Can you rewrite the records below with every "column-gutter" changed to "column-spacer" and everything else left unchanged?

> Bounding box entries
▬▬▬

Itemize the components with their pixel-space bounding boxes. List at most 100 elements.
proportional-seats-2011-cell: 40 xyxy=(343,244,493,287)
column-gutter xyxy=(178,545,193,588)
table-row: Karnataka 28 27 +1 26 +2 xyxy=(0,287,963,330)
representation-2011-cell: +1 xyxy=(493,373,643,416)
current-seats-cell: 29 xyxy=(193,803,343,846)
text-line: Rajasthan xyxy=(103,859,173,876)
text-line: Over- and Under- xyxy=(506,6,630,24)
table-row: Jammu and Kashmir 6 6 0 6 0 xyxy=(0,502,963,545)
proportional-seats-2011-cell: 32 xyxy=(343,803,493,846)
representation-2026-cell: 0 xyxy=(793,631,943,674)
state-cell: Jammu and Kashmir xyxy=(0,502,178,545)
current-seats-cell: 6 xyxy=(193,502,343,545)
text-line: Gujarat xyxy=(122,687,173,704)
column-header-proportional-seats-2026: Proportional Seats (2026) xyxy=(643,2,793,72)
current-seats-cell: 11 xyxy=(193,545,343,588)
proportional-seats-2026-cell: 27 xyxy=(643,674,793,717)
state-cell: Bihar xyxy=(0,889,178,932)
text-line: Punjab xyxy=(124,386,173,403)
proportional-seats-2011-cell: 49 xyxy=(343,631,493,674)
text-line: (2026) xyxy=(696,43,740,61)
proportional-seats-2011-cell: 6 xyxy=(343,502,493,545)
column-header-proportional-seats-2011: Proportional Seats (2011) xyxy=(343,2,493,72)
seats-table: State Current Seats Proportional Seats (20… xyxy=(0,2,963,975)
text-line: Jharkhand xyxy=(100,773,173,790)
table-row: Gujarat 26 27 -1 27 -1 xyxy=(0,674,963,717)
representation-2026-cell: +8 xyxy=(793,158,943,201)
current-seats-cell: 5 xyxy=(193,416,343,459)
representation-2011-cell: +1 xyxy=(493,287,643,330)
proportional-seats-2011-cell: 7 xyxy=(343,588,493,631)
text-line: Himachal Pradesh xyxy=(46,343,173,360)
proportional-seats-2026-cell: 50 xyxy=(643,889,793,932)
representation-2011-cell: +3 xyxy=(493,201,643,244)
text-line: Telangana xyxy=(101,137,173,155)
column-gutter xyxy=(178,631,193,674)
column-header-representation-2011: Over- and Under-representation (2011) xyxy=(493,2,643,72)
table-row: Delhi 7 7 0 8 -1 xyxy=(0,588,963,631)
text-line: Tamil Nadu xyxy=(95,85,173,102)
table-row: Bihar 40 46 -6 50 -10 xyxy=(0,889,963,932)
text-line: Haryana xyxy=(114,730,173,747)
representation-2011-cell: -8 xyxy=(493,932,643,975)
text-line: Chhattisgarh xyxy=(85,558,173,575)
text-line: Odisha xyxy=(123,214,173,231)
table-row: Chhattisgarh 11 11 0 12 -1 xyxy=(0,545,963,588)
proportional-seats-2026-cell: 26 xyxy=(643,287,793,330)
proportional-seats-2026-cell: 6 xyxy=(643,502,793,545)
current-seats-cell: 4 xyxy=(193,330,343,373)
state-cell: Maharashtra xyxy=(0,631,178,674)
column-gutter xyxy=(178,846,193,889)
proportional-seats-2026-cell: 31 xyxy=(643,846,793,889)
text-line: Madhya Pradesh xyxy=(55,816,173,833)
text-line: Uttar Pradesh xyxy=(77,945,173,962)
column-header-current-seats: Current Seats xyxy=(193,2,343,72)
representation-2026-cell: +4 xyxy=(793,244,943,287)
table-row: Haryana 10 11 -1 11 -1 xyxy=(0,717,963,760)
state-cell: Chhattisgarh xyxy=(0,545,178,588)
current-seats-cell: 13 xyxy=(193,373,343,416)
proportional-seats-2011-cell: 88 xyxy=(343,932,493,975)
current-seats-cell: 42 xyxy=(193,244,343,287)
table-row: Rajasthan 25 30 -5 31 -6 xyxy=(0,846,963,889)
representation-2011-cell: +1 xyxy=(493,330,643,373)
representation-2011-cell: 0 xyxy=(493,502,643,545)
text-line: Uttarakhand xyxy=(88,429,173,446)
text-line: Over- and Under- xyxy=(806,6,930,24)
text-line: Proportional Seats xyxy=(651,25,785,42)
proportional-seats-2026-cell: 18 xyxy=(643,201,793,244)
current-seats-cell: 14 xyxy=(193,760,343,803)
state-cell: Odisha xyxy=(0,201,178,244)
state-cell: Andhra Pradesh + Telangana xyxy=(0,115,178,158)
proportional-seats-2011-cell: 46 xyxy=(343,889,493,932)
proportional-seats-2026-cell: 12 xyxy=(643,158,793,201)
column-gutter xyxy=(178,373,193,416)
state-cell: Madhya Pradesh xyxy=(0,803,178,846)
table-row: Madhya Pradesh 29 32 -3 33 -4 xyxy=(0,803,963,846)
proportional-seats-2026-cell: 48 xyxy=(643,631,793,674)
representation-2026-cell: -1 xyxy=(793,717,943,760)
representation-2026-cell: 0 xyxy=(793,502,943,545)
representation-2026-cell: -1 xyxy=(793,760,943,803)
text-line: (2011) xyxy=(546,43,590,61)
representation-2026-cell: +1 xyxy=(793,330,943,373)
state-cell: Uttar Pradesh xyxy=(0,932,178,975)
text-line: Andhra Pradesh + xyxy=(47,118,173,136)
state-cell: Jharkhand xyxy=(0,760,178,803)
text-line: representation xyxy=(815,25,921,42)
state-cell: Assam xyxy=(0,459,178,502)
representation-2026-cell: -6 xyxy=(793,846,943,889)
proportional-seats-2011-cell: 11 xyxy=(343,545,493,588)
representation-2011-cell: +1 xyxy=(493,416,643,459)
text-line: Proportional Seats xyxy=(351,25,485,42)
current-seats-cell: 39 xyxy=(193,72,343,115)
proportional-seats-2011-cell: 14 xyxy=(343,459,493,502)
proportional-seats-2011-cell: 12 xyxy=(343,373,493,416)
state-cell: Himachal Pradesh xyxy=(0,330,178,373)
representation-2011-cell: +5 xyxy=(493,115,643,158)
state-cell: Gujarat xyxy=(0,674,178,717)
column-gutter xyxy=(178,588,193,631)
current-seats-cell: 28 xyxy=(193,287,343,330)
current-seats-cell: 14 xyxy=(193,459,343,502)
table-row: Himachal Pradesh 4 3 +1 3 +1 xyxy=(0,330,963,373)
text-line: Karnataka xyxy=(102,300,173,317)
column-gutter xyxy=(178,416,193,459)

▬▬▬

> TASK RESPONSE
Itemize the components with their pixel-space bounding boxes. List at most 100 elements.
proportional-seats-2011-cell: 40 xyxy=(343,244,493,287)
column-spacer xyxy=(178,545,193,588)
table-row: Karnataka 28 27 +1 26 +2 xyxy=(0,287,963,330)
representation-2011-cell: +1 xyxy=(493,373,643,416)
current-seats-cell: 29 xyxy=(193,803,343,846)
text-line: Rajasthan xyxy=(103,859,173,876)
text-line: Over- and Under- xyxy=(506,6,630,24)
table-row: Jammu and Kashmir 6 6 0 6 0 xyxy=(0,502,963,545)
proportional-seats-2011-cell: 32 xyxy=(343,803,493,846)
representation-2026-cell: 0 xyxy=(793,631,943,674)
state-cell: Jammu and Kashmir xyxy=(0,502,178,545)
current-seats-cell: 6 xyxy=(193,502,343,545)
text-line: Gujarat xyxy=(122,687,173,704)
column-header-proportional-seats-2026: Proportional Seats (2026) xyxy=(643,2,793,72)
current-seats-cell: 11 xyxy=(193,545,343,588)
proportional-seats-2026-cell: 27 xyxy=(643,674,793,717)
state-cell: Bihar xyxy=(0,889,178,932)
text-line: Punjab xyxy=(124,386,173,403)
proportional-seats-2011-cell: 49 xyxy=(343,631,493,674)
text-line: (2026) xyxy=(696,43,740,61)
proportional-seats-2011-cell: 6 xyxy=(343,502,493,545)
column-header-proportional-seats-2011: Proportional Seats (2011) xyxy=(343,2,493,72)
seats-table: State Current Seats Proportional Seats (20… xyxy=(0,2,963,975)
text-line: Jharkhand xyxy=(100,773,173,790)
table-row: Gujarat 26 27 -1 27 -1 xyxy=(0,674,963,717)
representation-2026-cell: +8 xyxy=(793,158,943,201)
current-seats-cell: 5 xyxy=(193,416,343,459)
representation-2011-cell: +1 xyxy=(493,287,643,330)
proportional-seats-2011-cell: 7 xyxy=(343,588,493,631)
text-line: Himachal Pradesh xyxy=(46,343,173,360)
proportional-seats-2026-cell: 50 xyxy=(643,889,793,932)
representation-2011-cell: +3 xyxy=(493,201,643,244)
text-line: Telangana xyxy=(101,137,173,155)
column-spacer xyxy=(178,631,193,674)
column-header-representation-2011: Over- and Under-representation (2011) xyxy=(493,2,643,72)
table-row: Delhi 7 7 0 8 -1 xyxy=(0,588,963,631)
text-line: Tamil Nadu xyxy=(95,85,173,102)
table-row: Bihar 40 46 -6 50 -10 xyxy=(0,889,963,932)
text-line: Haryana xyxy=(114,730,173,747)
representation-2011-cell: -8 xyxy=(493,932,643,975)
text-line: Chhattisgarh xyxy=(85,558,173,575)
text-line: Odisha xyxy=(123,214,173,231)
table-row: Chhattisgarh 11 11 0 12 -1 xyxy=(0,545,963,588)
proportional-seats-2026-cell: 26 xyxy=(643,287,793,330)
proportional-seats-2026-cell: 6 xyxy=(643,502,793,545)
current-seats-cell: 4 xyxy=(193,330,343,373)
state-cell: Maharashtra xyxy=(0,631,178,674)
column-spacer xyxy=(178,846,193,889)
proportional-seats-2026-cell: 31 xyxy=(643,846,793,889)
text-line: Madhya Pradesh xyxy=(55,816,173,833)
text-line: Uttar Pradesh xyxy=(77,945,173,962)
column-header-current-seats: Current Seats xyxy=(193,2,343,72)
representation-2026-cell: +4 xyxy=(793,244,943,287)
table-row: Haryana 10 11 -1 11 -1 xyxy=(0,717,963,760)
state-cell: Chhattisgarh xyxy=(0,545,178,588)
current-seats-cell: 13 xyxy=(193,373,343,416)
proportional-seats-2011-cell: 88 xyxy=(343,932,493,975)
current-seats-cell: 42 xyxy=(193,244,343,287)
table-row: Rajasthan 25 30 -5 31 -6 xyxy=(0,846,963,889)
representation-2011-cell: +1 xyxy=(493,330,643,373)
representation-2011-cell: 0 xyxy=(493,502,643,545)
text-line: Uttarakhand xyxy=(88,429,173,446)
text-line: Over- and Under- xyxy=(806,6,930,24)
text-line: Proportional Seats xyxy=(651,25,785,42)
proportional-seats-2026-cell: 18 xyxy=(643,201,793,244)
current-seats-cell: 14 xyxy=(193,760,343,803)
state-cell: Odisha xyxy=(0,201,178,244)
state-cell: Andhra Pradesh + Telangana xyxy=(0,115,178,158)
proportional-seats-2011-cell: 46 xyxy=(343,889,493,932)
proportional-seats-2026-cell: 12 xyxy=(643,158,793,201)
column-spacer xyxy=(178,373,193,416)
state-cell: Madhya Pradesh xyxy=(0,803,178,846)
table-row: Madhya Pradesh 29 32 -3 33 -4 xyxy=(0,803,963,846)
proportional-seats-2026-cell: 48 xyxy=(643,631,793,674)
representation-2026-cell: -1 xyxy=(793,717,943,760)
representation-2026-cell: 0 xyxy=(793,502,943,545)
representation-2026-cell: -1 xyxy=(793,760,943,803)
text-line: (2011) xyxy=(546,43,590,61)
representation-2026-cell: +1 xyxy=(793,330,943,373)
state-cell: Uttar Pradesh xyxy=(0,932,178,975)
text-line: Andhra Pradesh + xyxy=(47,118,173,136)
state-cell: Jharkhand xyxy=(0,760,178,803)
text-line: representation xyxy=(815,25,921,42)
state-cell: Assam xyxy=(0,459,178,502)
representation-2026-cell: -6 xyxy=(793,846,943,889)
proportional-seats-2011-cell: 11 xyxy=(343,545,493,588)
representation-2011-cell: +1 xyxy=(493,416,643,459)
text-line: Proportional Seats xyxy=(351,25,485,42)
current-seats-cell: 39 xyxy=(193,72,343,115)
proportional-seats-2011-cell: 14 xyxy=(343,459,493,502)
proportional-seats-2011-cell: 12 xyxy=(343,373,493,416)
state-cell: Himachal Pradesh xyxy=(0,330,178,373)
representation-2011-cell: +5 xyxy=(493,115,643,158)
state-cell: Gujarat xyxy=(0,674,178,717)
column-spacer xyxy=(178,588,193,631)
current-seats-cell: 28 xyxy=(193,287,343,330)
current-seats-cell: 14 xyxy=(193,459,343,502)
table-row: Himachal Pradesh 4 3 +1 3 +1 xyxy=(0,330,963,373)
text-line: Karnataka xyxy=(102,300,173,317)
column-spacer xyxy=(178,416,193,459)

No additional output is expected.